To do:
Could you extract every entry below and reproduce it exactly?

Stored entries:
○ ○ ○
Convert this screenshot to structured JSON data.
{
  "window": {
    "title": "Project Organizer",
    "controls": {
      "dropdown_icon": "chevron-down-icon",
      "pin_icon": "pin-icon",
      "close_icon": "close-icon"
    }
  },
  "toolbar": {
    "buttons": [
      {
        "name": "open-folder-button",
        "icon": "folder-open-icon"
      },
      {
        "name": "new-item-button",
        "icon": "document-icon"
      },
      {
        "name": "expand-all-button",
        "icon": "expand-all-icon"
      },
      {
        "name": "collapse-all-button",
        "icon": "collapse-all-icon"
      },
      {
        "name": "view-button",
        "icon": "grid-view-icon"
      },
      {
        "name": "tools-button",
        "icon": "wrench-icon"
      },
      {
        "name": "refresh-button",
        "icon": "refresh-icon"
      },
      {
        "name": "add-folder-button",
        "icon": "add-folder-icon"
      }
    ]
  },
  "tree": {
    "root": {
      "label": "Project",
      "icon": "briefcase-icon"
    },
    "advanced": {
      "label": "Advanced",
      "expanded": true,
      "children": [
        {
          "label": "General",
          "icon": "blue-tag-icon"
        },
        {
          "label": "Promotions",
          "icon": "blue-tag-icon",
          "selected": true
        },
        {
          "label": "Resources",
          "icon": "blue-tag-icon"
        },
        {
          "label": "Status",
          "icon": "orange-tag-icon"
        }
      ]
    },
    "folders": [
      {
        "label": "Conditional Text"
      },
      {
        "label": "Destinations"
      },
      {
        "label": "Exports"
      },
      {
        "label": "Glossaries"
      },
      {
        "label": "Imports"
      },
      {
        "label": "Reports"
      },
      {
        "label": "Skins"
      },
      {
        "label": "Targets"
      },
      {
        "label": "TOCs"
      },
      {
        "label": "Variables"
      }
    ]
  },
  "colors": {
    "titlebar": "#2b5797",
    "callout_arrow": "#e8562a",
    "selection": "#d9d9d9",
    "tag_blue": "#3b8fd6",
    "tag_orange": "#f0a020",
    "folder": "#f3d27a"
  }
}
○ ○ ○
Solution for this exercise:
Convert this screenshot to structured JSON data.
{
  "window": {
    "title": "Project Organizer",
    "controls": {
      "dropdown_icon": "chevron-down-icon",
      "pin_icon": "pin-icon",
      "close_icon": "close-icon"
    }
  },
  "toolbar": {
    "buttons": [
      {
        "name": "open-folder-button",
        "icon": "folder-open-icon"
      },
      {
        "name": "new-item-button",
        "icon": "document-icon"
      },
      {
        "name": "expand-all-button",
        "icon": "expand-all-icon"
      },
      {
        "name": "collapse-all-button",
        "icon": "collapse-all-icon"
      },
      {
        "name": "view-button",
        "icon": "grid-view-icon"
      },
      {
        "name": "tools-button",
        "icon": "wrench-icon"
      },
      {
        "name": "refresh-button",
        "icon": "refresh-icon"
      },
      {
        "name": "add-folder-button",
        "icon": "add-folder-icon"
      }
    ]
  },
  "tree": {
    "root": {
      "label": "Project",
      "icon": "briefcase-icon"
    },
    "advanced": {
      "label": "Advanced",
      "expanded": true,
      "children": [
        {
          "label": "General",
          "icon": "blue-tag-icon"
        },
        {
          "label": "Promotions",
          "icon": "blue-tag-icon",
          "selected": true
        },
        {
          "label": "Resources",
          "icon": "blue-tag-icon"
        },
        {
          "label": "Status",
          "icon": "orange-tag-icon"
        }
      ]
    },
    "folders": [
      {
        "label": "Conditional Text"
      },
      {
        "label": "Destinations"
      },
      {
        "label": "Exports"
      },
      {
        "label": "Glossaries"
      },
      {
        "label": "Imports"
      },
      {
        "label": "Reports"
      },
      {
        "label": "Skins"
      },
      {
        "label": "Targets"
      },
      {
        "label": "TOCs"
      },
      {
        "label": "Variables"
      }
    ]
  },
  "colors": {
    "titlebar": "#2b5797",
    "callout_arrow": "#e8562a",
    "selection": "#d9d9d9",
    "tag_blue": "#3b8fd6",
    "tag_orange": "#f0a020",
    "folder": "#f3d27a"
  }
}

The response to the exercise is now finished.